Saved entries:
:::::
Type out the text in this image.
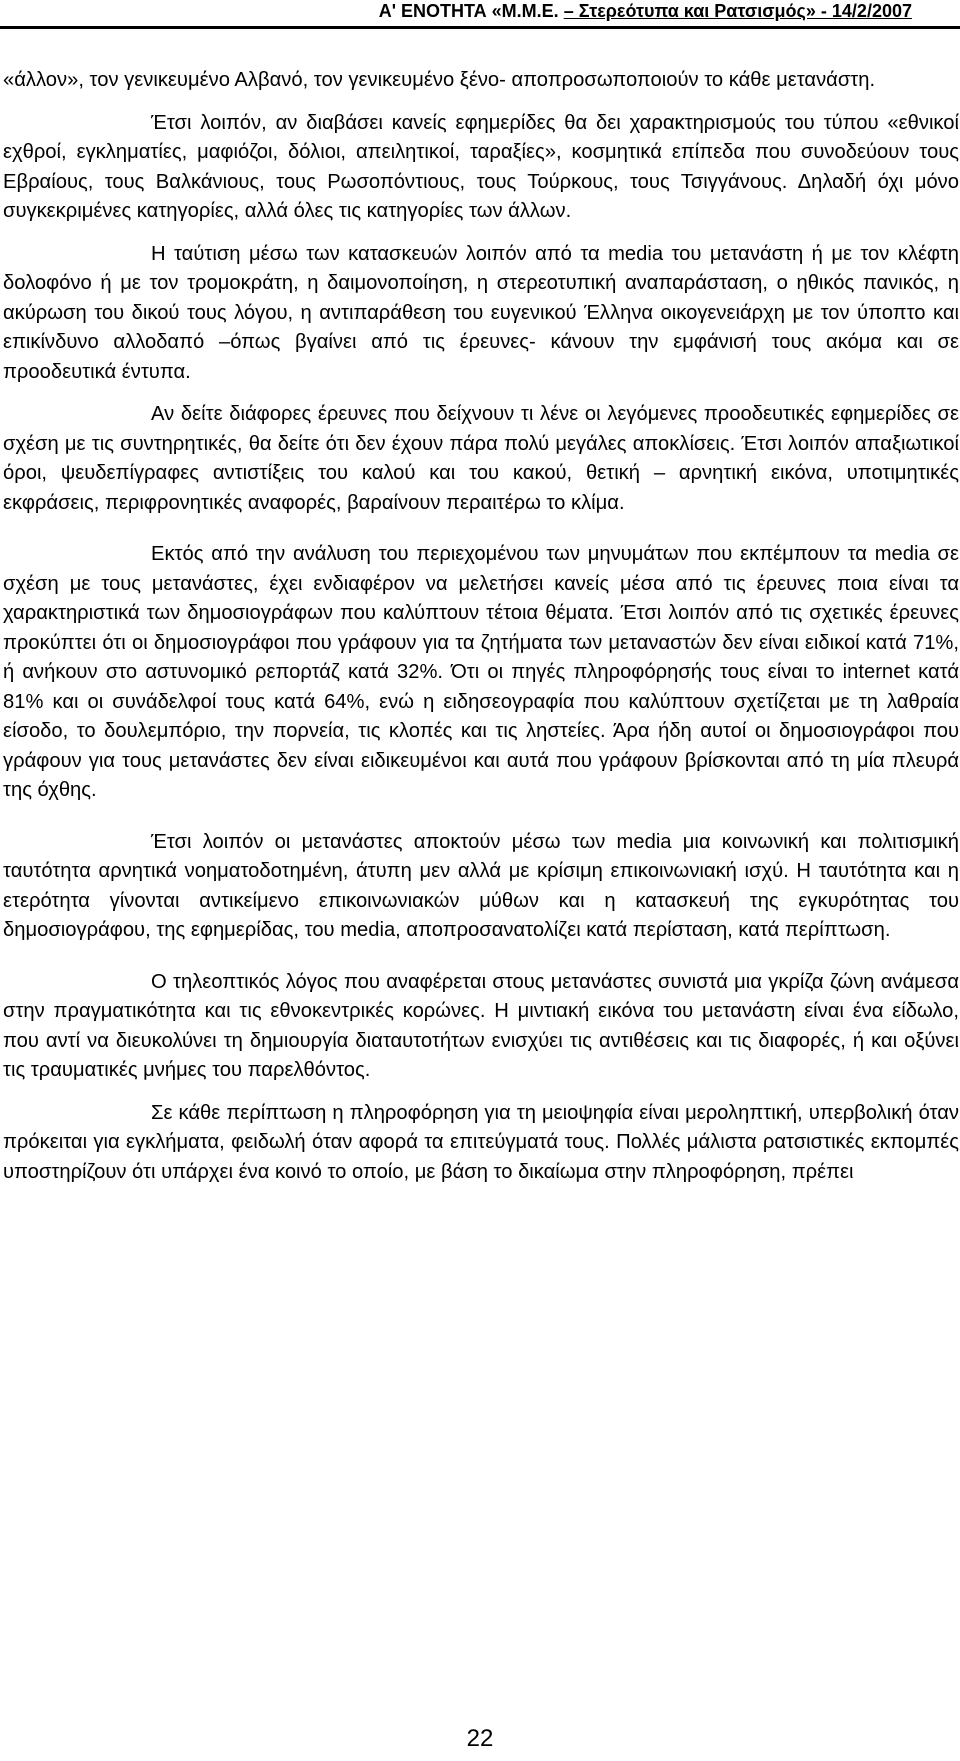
Α' ΕΝΟΤΗΤΑ «Μ.Μ.Ε. – Στερεότυπα και Ρατσισμός» - 14/2/2007

«άλλον», τον γενικευμένο Αλβανό, τον γενικευμένο ξένο- αποπροσωποποιούν το κάθε μετανάστη.

Έτσι λοιπόν, αν διαβάσει κανείς εφημερίδες θα δει χαρακτηρισμούς του τύπου «εθνικοί εχθροί, εγκληματίες, μαφιόζοι, δόλιοι, απειλητικοί, ταραξίες», κοσμητικά επίπεδα που συνοδεύουν τους Εβραίους, τους Βαλκάνιους, τους Ρωσοπόντιους, τους Τούρκους, τους Τσιγγάνους. Δηλαδή όχι μόνο συγκεκριμένες κατηγορίες, αλλά όλες τις κατηγορίες των άλλων.

Η ταύτιση μέσω των κατασκευών λοιπόν από τα media του μετανάστη ή με τον κλέφτη δολοφόνο ή με τον τρομοκράτη, η δαιμονοποίηση, η στερεοτυπική αναπαράσταση, ο ηθικός πανικός, η ακύρωση του δικού τους λόγου, η αντιπαράθεση του ευγενικού Έλληνα οικογενειάρχη με τον ύποπτο και επικίνδυνο αλλοδαπό –όπως βγαίνει από τις έρευνες- κάνουν την εμφάνισή τους ακόμα και σε προοδευτικά έντυπα.

Αν δείτε διάφορες έρευνες που δείχνουν τι λένε οι λεγόμενες προοδευτικές εφημερίδες σε σχέση με τις συντηρητικές, θα δείτε ότι δεν έχουν πάρα πολύ μεγάλες αποκλίσεις. Έτσι λοιπόν απαξιωτικοί όροι, ψευδεπίγραφες αντιστίξεις του καλού και του κακού, θετική – αρνητική εικόνα, υποτιμητικές εκφράσεις, περιφρονητικές αναφορές, βαραίνουν περαιτέρω το κλίμα.

Εκτός από την ανάλυση του περιεχομένου των μηνυμάτων που εκπέμπουν τα media σε σχέση με τους μετανάστες, έχει ενδιαφέρον να μελετήσει κανείς μέσα από τις έρευνες ποια είναι τα χαρακτηριστικά των δημοσιογράφων που καλύπτουν τέτοια θέματα. Έτσι λοιπόν από τις σχετικές έρευνες προκύπτει ότι οι δημοσιογράφοι που γράφουν για τα ζητήματα των μεταναστών δεν είναι ειδικοί κατά 71%, ή ανήκουν στο αστυνομικό ρεπορτάζ κατά 32%. Ότι οι πηγές πληροφόρησής τους είναι το internet κατά 81% και οι συνάδελφοί τους κατά 64%, ενώ η ειδησεογραφία που καλύπτουν σχετίζεται με τη λαθραία είσοδο, το δουλεμπόριο, την πορνεία, τις κλοπές και τις ληστείες. Άρα ήδη αυτοί οι δημοσιογράφοι που γράφουν για τους μετανάστες δεν είναι ειδικευμένοι και αυτά που γράφουν βρίσκονται από τη μία πλευρά της όχθης.

Έτσι λοιπόν οι μετανάστες αποκτούν μέσω των media μια κοινωνική και πολιτισμική ταυτότητα αρνητικά νοηματοδοτημένη, άτυπη μεν αλλά με κρίσιμη επικοινωνιακή ισχύ. Η ταυτότητα και η ετερότητα γίνονται αντικείμενο επικοινωνιακών μύθων και η κατασκευή της εγκυρότητας του δημοσιογράφου, της εφημερίδας, του media, αποπροσανατολίζει κατά περίσταση, κατά περίπτωση.

Ο τηλεοπτικός λόγος που αναφέρεται στους μετανάστες συνιστά μια γκρίζα ζώνη ανάμεσα στην πραγματικότητα και τις εθνοκεντρικές κορώνες. Η μιντιακή εικόνα του μετανάστη είναι ένα είδωλο, που αντί να διευκολύνει τη δημιουργία διαταυτοτήτων ενισχύει τις αντιθέσεις και τις διαφορές, ή και οξύνει τις τραυματικές μνήμες του παρελθόντος.

Σε κάθε περίπτωση η πληροφόρηση για τη μειοψηφία είναι μεροληπτική, υπερβολική όταν πρόκειται για εγκλήματα, φειδωλή όταν αφορά τα επιτεύγματά τους. Πολλές μάλιστα ρατσιστικές εκπομπές υποστηρίζουν ότι υπάρχει ένα κοινό το οποίο, με βάση το δικαίωμα στην πληροφόρηση, πρέπει

22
:::::
Short task: Every line in the data above that contains "εφημερίδες" needs to be copied.

Result:
Έτσι λοιπόν, αν διαβάσει κανείς εφημερίδες θα δει χαρακτηρισμούς του τύπου «εθνικοί εχθροί, εγκληματίες, μαφιόζοι, δόλιοι, απειλητικοί, ταραξίες», κοσμητικά επίπεδα που συνοδεύουν τους Εβραίους, τους Βαλκάνιους, τους Ρωσοπόντιους, τους Τούρκους, τους Τσιγγάνους. Δηλαδή όχι μόνο συγκεκριμένες κατηγορίες, αλλά όλες τις κατηγορίες των άλλων.
Αν δείτε διάφορες έρευνες που δείχνουν τι λένε οι λεγόμενες προοδευτικές εφημερίδες σε σχέση με τις συντηρητικές, θα δείτε ότι δεν έχουν πάρα πολύ μεγάλες αποκλίσεις. Έτσι λοιπόν απαξιωτικοί όροι, ψευδεπίγραφες αντιστίξεις του καλού και του κακού, θετική – αρνητική εικόνα, υποτιμητικές εκφράσεις, περιφρονητικές αναφορές, βαραίνουν περαιτέρω το κλίμα.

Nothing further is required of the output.